===== DATA SUPPLIED

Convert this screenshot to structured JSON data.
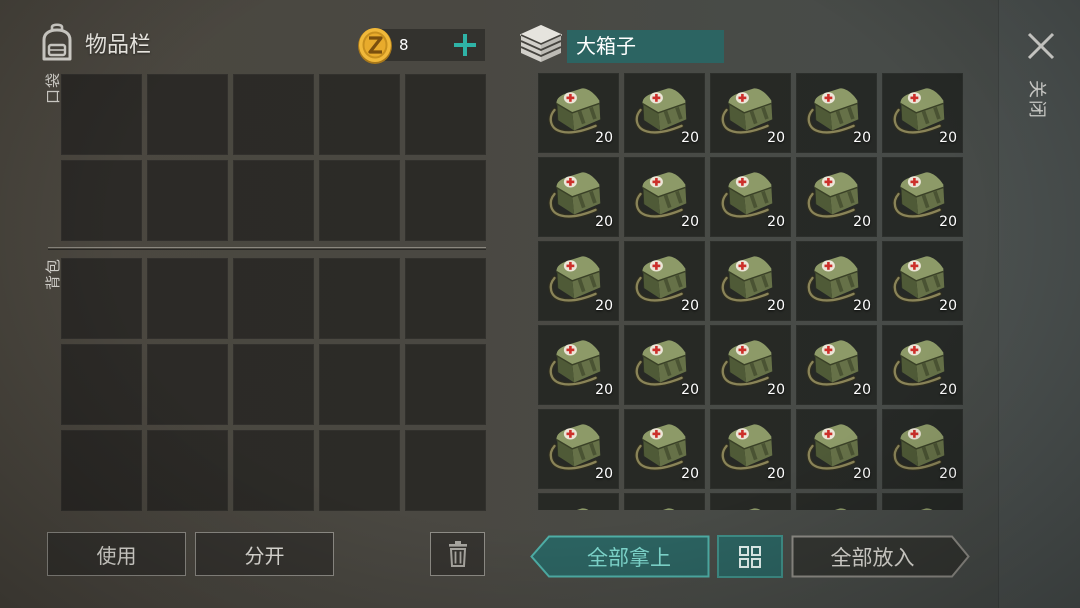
{
  "inventory": {
    "icon": "backpack-icon",
    "title": "物品栏",
    "coins": {
      "icon": "coin-icon",
      "amount": 8,
      "add_icon": "plus-icon"
    },
    "pocket_label": "口袋",
    "backpack_label": "背包",
    "use_label": "使用",
    "split_label": "分开",
    "trash_icon": "trash-icon"
  },
  "container": {
    "icon": "crate-icon",
    "name": "大箱子",
    "items": [
      {
        "icon": "first-aid-bag-icon",
        "count": 20
      },
      {
        "icon": "first-aid-bag-icon",
        "count": 20
      },
      {
        "icon": "first-aid-bag-icon",
        "count": 20
      },
      {
        "icon": "first-aid-bag-icon",
        "count": 20
      },
      {
        "icon": "first-aid-bag-icon",
        "count": 20
      },
      {
        "icon": "first-aid-bag-icon",
        "count": 20
      },
      {
        "icon": "first-aid-bag-icon",
        "count": 20
      },
      {
        "icon": "first-aid-bag-icon",
        "count": 20
      },
      {
        "icon": "first-aid-bag-icon",
        "count": 20
      },
      {
        "icon": "first-aid-bag-icon",
        "count": 20
      },
      {
        "icon": "first-aid-bag-icon",
        "count": 20
      },
      {
        "icon": "first-aid-bag-icon",
        "count": 20
      },
      {
        "icon": "first-aid-bag-icon",
        "count": 20
      },
      {
        "icon": "first-aid-bag-icon",
        "count": 20
      },
      {
        "icon": "first-aid-bag-icon",
        "count": 20
      },
      {
        "icon": "first-aid-bag-icon",
        "count": 20
      },
      {
        "icon": "first-aid-bag-icon",
        "count": 20
      },
      {
        "icon": "first-aid-bag-icon",
        "count": 20
      },
      {
        "icon": "first-aid-bag-icon",
        "count": 20
      },
      {
        "icon": "first-aid-bag-icon",
        "count": 20
      },
      {
        "icon": "first-aid-bag-icon",
        "count": 20
      },
      {
        "icon": "first-aid-bag-icon",
        "count": 20
      },
      {
        "icon": "first-aid-bag-icon",
        "count": 20
      },
      {
        "icon": "first-aid-bag-icon",
        "count": 20
      },
      {
        "icon": "first-aid-bag-icon",
        "count": 20
      },
      {
        "icon": "first-aid-bag-icon"
      },
      {
        "icon": "first-aid-bag-icon"
      },
      {
        "icon": "first-aid-bag-icon"
      },
      {
        "icon": "first-aid-bag-icon"
      },
      {
        "icon": "first-aid-bag-icon"
      }
    ]
  },
  "actions": {
    "take_all": "全部拿上",
    "sort_icon": "grid-icon",
    "put_all": "全部放入"
  },
  "close": {
    "icon": "close-icon",
    "label": "关闭"
  },
  "colors": {
    "accent": "#2c6462",
    "accent_border": "#4fb0a8",
    "accent_text": "#7fd9cf",
    "plus": "#2fb3a6",
    "count_text": "#ffffff",
    "cross": "#cc2f2a"
  }
}
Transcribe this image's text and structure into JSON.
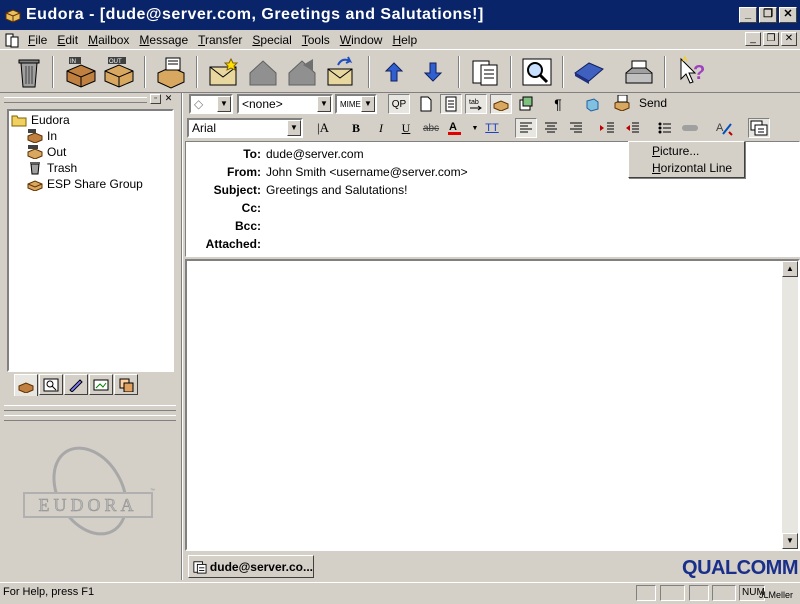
{
  "window": {
    "title": "Eudora - [dude@server.com, Greetings and Salutations!]"
  },
  "menu": [
    "File",
    "Edit",
    "Mailbox",
    "Message",
    "Transfer",
    "Special",
    "Tools",
    "Window",
    "Help"
  ],
  "mailboxes": [
    {
      "label": "Eudora",
      "icon": "folder-icon"
    },
    {
      "label": "In",
      "icon": "in-mailbox-icon"
    },
    {
      "label": "Out",
      "icon": "out-mailbox-icon"
    },
    {
      "label": "Trash",
      "icon": "trash-icon"
    },
    {
      "label": "ESP Share Group",
      "icon": "share-group-icon"
    }
  ],
  "compose": {
    "signature_select": "<none>",
    "encoding_label": "MIME",
    "qp_label": "QP",
    "send_label": "Send",
    "font_select": "Arial"
  },
  "headers": {
    "to_label": "To:",
    "to_value": "dude@server.com",
    "from_label": "From:",
    "from_value": "John Smith <username@server.com>",
    "subject_label": "Subject:",
    "subject_value": "Greetings and Salutations!",
    "cc_label": "Cc:",
    "cc_value": "",
    "bcc_label": "Bcc:",
    "bcc_value": "",
    "attached_label": "Attached:",
    "attached_value": ""
  },
  "insert_menu": {
    "items": [
      "Picture...",
      "Horizontal Line"
    ]
  },
  "taskbar": {
    "window_button": "dude@server.co..."
  },
  "brand": {
    "qualcomm": "QUALCOMM",
    "eudora": "EUDORA"
  },
  "status": {
    "help": "For Help, press F1",
    "num": "NUM",
    "user": "JLMeller"
  }
}
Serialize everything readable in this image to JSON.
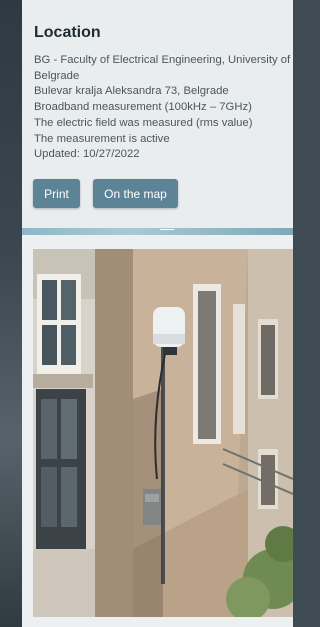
{
  "location": {
    "title": "Location",
    "lines": [
      "BG - Faculty of Electrical Engineering, University of Belgrade",
      "Bulevar kralja Aleksandra 73, Belgrade",
      "Broadband measurement (100kHz – 7GHz)",
      "The electric field was measured (rms value)",
      "The measurement is active",
      "Updated: 10/27/2022"
    ]
  },
  "actions": {
    "print_label": "Print",
    "map_label": "On the map"
  },
  "colors": {
    "button": "#5d8396",
    "panel": "#edf0f1",
    "divider": "#8fb7c7"
  }
}
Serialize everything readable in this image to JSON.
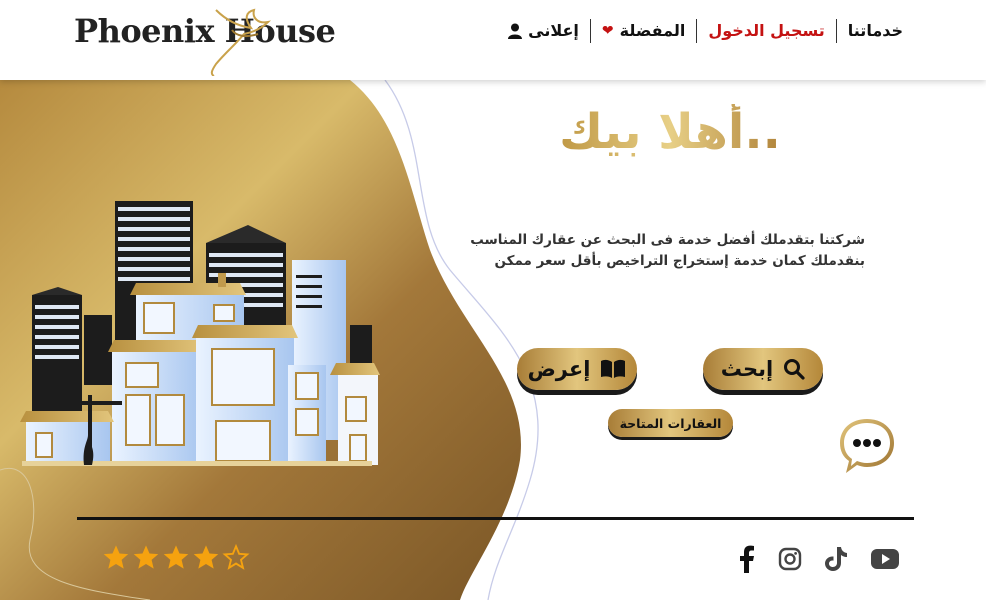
{
  "header": {
    "logo_text": "Phoenix House",
    "nav": [
      {
        "label": "خدماتنا",
        "icon": ""
      },
      {
        "label": "تسجيل الدخول",
        "icon": ""
      },
      {
        "label": "المفضلة",
        "icon": "heart-icon"
      },
      {
        "label": "إعلانى",
        "icon": "user-icon"
      }
    ]
  },
  "hero": {
    "welcome": "أهلا بيك..",
    "description_line1": "شركتنا بتقدملك أفضل خدمة فى البحث عن عقارك المناسب",
    "description_line2": "بنقدملك كمان خدمة إستخراج التراخيص بأقل سعر ممكن",
    "search_button": "إبحث",
    "show_button": "إعرض",
    "available_button": "العقارات المتاحة"
  },
  "footer": {
    "rating": 4,
    "rating_max": 5,
    "social": [
      "youtube-icon",
      "tiktok-icon",
      "instagram-icon",
      "facebook-icon"
    ]
  },
  "colors": {
    "gold_light": "#e7cf86",
    "gold_dark": "#8a6328",
    "star": "#f5a20f",
    "login_red": "#c41212"
  }
}
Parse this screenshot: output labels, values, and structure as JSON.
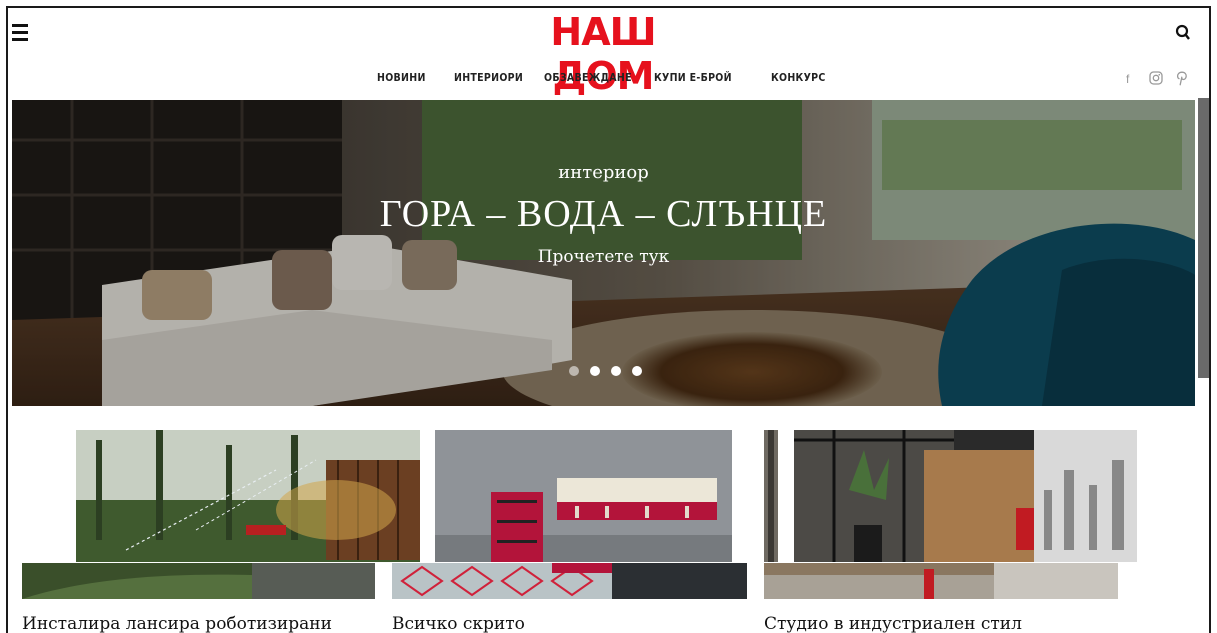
{
  "header": {
    "logo": "НАШ ДОМ",
    "menu_icon": "hamburger-menu-icon",
    "search_icon": "search-icon"
  },
  "nav": {
    "items": [
      {
        "label": "НОВИНИ"
      },
      {
        "label": "ИНТЕРИОРИ"
      },
      {
        "label": "ОБЗАВЕЖДАНЕ"
      },
      {
        "label": "КУПИ Е-БРОЙ"
      },
      {
        "label": "КОНКУРС"
      }
    ]
  },
  "social": {
    "facebook": "f",
    "instagram_icon": "instagram-icon",
    "pinterest_icon": "pinterest-icon"
  },
  "hero": {
    "kicker": "интериор",
    "title": "ГОРА – ВОДА – СЛЪНЦЕ",
    "cta": "Прочетете тук",
    "slides_count": 4,
    "active_slide": 2
  },
  "cards": [
    {
      "title": "Инсталира лансира роботизирани"
    },
    {
      "title": "Всичко скрито"
    },
    {
      "title": "Студио в индустриален стил"
    }
  ],
  "colors": {
    "brand_red": "#e6111d",
    "nav_text": "#222222",
    "social_gray": "#999999"
  }
}
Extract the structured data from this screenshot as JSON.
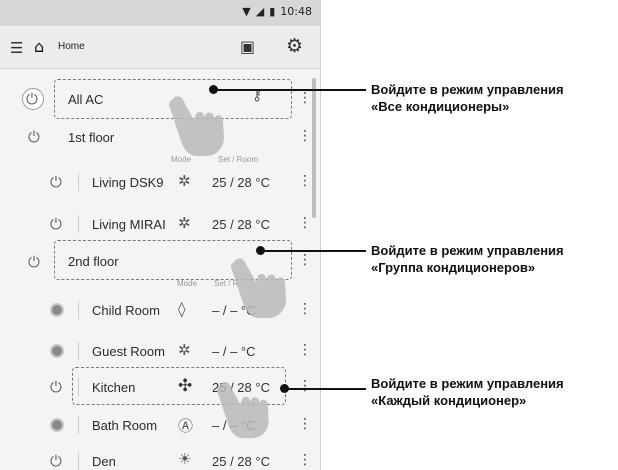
{
  "status_bar": {
    "time": "10:48"
  },
  "toolbar": {
    "title": "Home"
  },
  "column_headers": {
    "mode": "Mode",
    "set_room": "Set / Room",
    "set_room_short": "Set / R"
  },
  "rows": [
    {
      "name": "All AC"
    },
    {
      "name": "1st floor"
    },
    {
      "name": "Living DSK9",
      "temp": "25 / 28 °C"
    },
    {
      "name": "Living MIRAI",
      "temp": "25 / 28 °C"
    },
    {
      "name": "2nd floor"
    },
    {
      "name": "Child Room",
      "temp": "– / –  °C"
    },
    {
      "name": "Guest Room",
      "temp": "– / –  °C"
    },
    {
      "name": "Kitchen",
      "temp": "25 / 28 °C"
    },
    {
      "name": "Bath Room",
      "temp": "– / –  °C"
    },
    {
      "name": "Den",
      "temp": "25 / 28 °C"
    }
  ],
  "callouts": [
    {
      "line1": "Войдите в режим управления",
      "line2": "«Все кондиционеры»"
    },
    {
      "line1": "Войдите в режим управления",
      "line2": "«Группа кондиционеров»"
    },
    {
      "line1": "Войдите в режим управления",
      "line2": "«Каждый кондиционер»"
    }
  ],
  "icons": {
    "menu": "menu-icon",
    "home": "home-icon",
    "schedule": "schedule-icon",
    "settings": "gear-icon",
    "power": "power-icon",
    "more": "more-vertical-icon",
    "heat": "heat-mode-icon",
    "dry": "dry-mode-icon",
    "fan": "fan-mode-icon",
    "auto": "auto-mode-icon",
    "cool": "cool-mode-icon"
  }
}
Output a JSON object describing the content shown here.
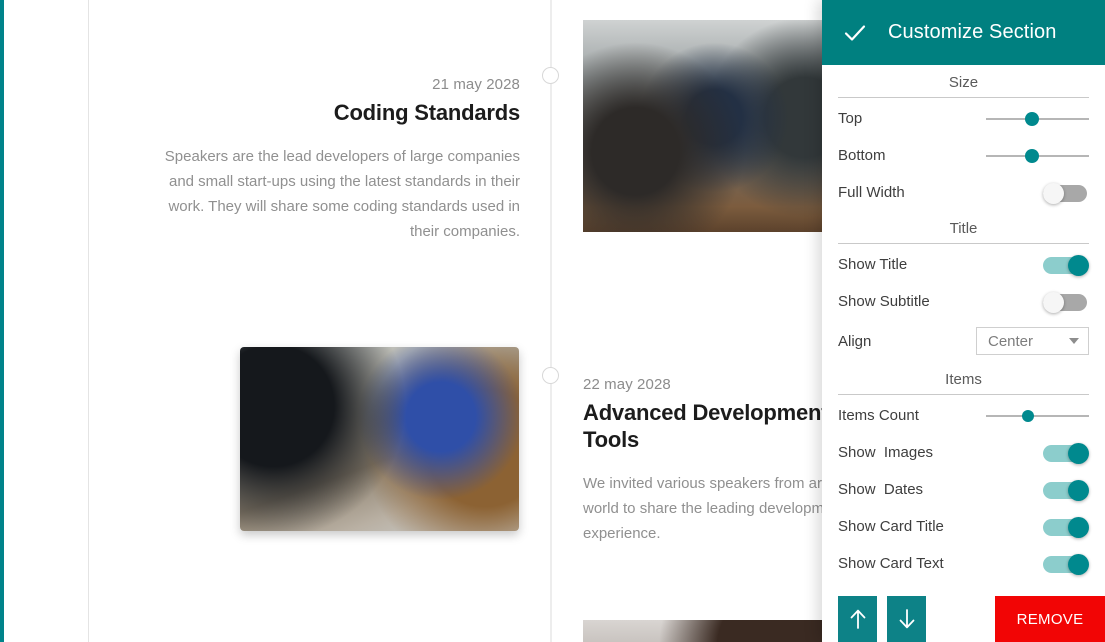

==========

- GIVEN TASK:
Look through the records and gather every line containing "measurement".

- TASK RESULT:
      "Broadband measurement (100kHz – 7GHz)",
      "The measurement is active",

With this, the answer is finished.